(Annotated region listings)
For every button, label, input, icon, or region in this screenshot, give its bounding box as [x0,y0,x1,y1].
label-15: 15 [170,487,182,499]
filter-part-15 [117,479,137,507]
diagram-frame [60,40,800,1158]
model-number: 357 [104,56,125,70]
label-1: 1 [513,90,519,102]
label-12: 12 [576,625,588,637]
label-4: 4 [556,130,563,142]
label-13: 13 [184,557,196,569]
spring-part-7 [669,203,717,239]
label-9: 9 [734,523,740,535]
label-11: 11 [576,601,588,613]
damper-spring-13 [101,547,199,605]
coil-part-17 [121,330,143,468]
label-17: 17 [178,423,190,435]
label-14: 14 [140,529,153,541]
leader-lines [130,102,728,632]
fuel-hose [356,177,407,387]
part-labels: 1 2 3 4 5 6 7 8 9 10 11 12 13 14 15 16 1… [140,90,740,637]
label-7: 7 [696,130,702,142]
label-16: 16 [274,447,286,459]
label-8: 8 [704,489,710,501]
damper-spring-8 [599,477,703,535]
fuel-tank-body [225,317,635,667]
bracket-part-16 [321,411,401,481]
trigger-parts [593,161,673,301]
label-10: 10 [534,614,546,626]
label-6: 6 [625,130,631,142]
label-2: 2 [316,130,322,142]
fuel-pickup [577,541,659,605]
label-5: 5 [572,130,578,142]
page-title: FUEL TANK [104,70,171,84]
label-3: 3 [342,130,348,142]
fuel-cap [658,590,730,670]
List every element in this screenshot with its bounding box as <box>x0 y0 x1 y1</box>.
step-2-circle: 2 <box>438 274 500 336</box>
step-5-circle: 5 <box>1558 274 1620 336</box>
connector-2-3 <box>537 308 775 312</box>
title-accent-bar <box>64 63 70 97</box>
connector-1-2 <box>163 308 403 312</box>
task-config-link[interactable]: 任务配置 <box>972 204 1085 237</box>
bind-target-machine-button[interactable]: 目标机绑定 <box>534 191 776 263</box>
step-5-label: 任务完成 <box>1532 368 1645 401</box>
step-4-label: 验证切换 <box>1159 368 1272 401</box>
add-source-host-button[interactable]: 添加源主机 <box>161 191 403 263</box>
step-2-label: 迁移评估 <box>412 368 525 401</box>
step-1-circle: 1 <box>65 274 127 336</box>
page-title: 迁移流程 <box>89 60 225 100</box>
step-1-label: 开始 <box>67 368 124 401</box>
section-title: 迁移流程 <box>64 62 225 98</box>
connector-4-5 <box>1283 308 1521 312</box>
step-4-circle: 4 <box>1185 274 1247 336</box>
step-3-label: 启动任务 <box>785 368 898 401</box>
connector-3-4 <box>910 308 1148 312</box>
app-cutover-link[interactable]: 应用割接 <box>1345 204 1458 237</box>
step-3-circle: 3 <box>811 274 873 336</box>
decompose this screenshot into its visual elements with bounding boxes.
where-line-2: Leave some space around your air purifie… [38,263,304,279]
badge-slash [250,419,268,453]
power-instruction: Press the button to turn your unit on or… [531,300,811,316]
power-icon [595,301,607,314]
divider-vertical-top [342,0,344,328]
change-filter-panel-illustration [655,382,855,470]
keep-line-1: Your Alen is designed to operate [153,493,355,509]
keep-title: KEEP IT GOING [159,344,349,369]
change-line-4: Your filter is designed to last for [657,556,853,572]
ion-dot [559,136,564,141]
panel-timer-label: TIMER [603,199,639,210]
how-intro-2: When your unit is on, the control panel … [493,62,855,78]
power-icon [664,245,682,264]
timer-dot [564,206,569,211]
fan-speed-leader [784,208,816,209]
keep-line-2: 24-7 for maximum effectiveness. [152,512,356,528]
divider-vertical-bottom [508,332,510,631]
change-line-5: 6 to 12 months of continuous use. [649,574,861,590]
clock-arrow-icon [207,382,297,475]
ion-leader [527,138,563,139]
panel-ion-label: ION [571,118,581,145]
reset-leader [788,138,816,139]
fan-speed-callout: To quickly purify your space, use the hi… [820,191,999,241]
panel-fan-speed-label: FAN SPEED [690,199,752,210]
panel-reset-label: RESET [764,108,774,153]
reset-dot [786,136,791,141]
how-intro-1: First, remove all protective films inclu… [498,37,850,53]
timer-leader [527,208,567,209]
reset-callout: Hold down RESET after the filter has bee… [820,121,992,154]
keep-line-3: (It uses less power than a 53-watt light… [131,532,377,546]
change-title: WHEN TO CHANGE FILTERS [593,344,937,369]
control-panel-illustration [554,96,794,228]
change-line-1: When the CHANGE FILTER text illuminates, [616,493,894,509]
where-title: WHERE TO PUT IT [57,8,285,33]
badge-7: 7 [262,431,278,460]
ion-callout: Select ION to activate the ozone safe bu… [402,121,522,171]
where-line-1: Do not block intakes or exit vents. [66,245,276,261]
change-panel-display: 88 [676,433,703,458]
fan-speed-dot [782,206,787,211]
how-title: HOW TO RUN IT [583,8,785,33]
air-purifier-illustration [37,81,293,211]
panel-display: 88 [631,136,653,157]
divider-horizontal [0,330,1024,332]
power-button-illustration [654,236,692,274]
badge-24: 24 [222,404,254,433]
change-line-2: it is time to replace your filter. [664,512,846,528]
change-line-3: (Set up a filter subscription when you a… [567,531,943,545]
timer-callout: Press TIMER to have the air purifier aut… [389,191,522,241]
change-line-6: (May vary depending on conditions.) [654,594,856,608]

- AIM OF THE EXERCISE:
Repeat the items starting at the first line of the items and ending at the line containing "bind-target-machine-button[interactable]: 目标机绑定 <box>534", keeping both of those lines.

- REPLY TO THE EXERCISE:
For every button, label, input, icon, or region in this screenshot, give its bounding box as [x0,y0,x1,y1].
label-15: 15 [170,487,182,499]
filter-part-15 [117,479,137,507]
diagram-frame [60,40,800,1158]
model-number: 357 [104,56,125,70]
label-1: 1 [513,90,519,102]
label-12: 12 [576,625,588,637]
label-4: 4 [556,130,563,142]
label-13: 13 [184,557,196,569]
spring-part-7 [669,203,717,239]
label-9: 9 [734,523,740,535]
label-11: 11 [576,601,588,613]
damper-spring-13 [101,547,199,605]
coil-part-17 [121,330,143,468]
label-17: 17 [178,423,190,435]
label-14: 14 [140,529,153,541]
leader-lines [130,102,728,632]
fuel-hose [356,177,407,387]
part-labels: 1 2 3 4 5 6 7 8 9 10 11 12 13 14 15 16 1… [140,90,740,637]
label-7: 7 [696,130,702,142]
label-16: 16 [274,447,286,459]
label-8: 8 [704,489,710,501]
damper-spring-8 [599,477,703,535]
fuel-tank-body [225,317,635,667]
bracket-part-16 [321,411,401,481]
trigger-parts [593,161,673,301]
label-10: 10 [534,614,546,626]
label-6: 6 [625,130,631,142]
label-2: 2 [316,130,322,142]
fuel-pickup [577,541,659,605]
label-5: 5 [572,130,578,142]
page-title: FUEL TANK [104,70,171,84]
label-3: 3 [342,130,348,142]
fuel-cap [658,590,730,670]
List every element in this screenshot with its bounding box as <box>x0 y0 x1 y1</box>.
step-2-circle: 2 <box>438 274 500 336</box>
step-5-circle: 5 <box>1558 274 1620 336</box>
connector-2-3 <box>537 308 775 312</box>
title-accent-bar <box>64 63 70 97</box>
connector-1-2 <box>163 308 403 312</box>
task-config-link[interactable]: 任务配置 <box>972 204 1085 237</box>
bind-target-machine-button[interactable]: 目标机绑定 <box>534 191 776 263</box>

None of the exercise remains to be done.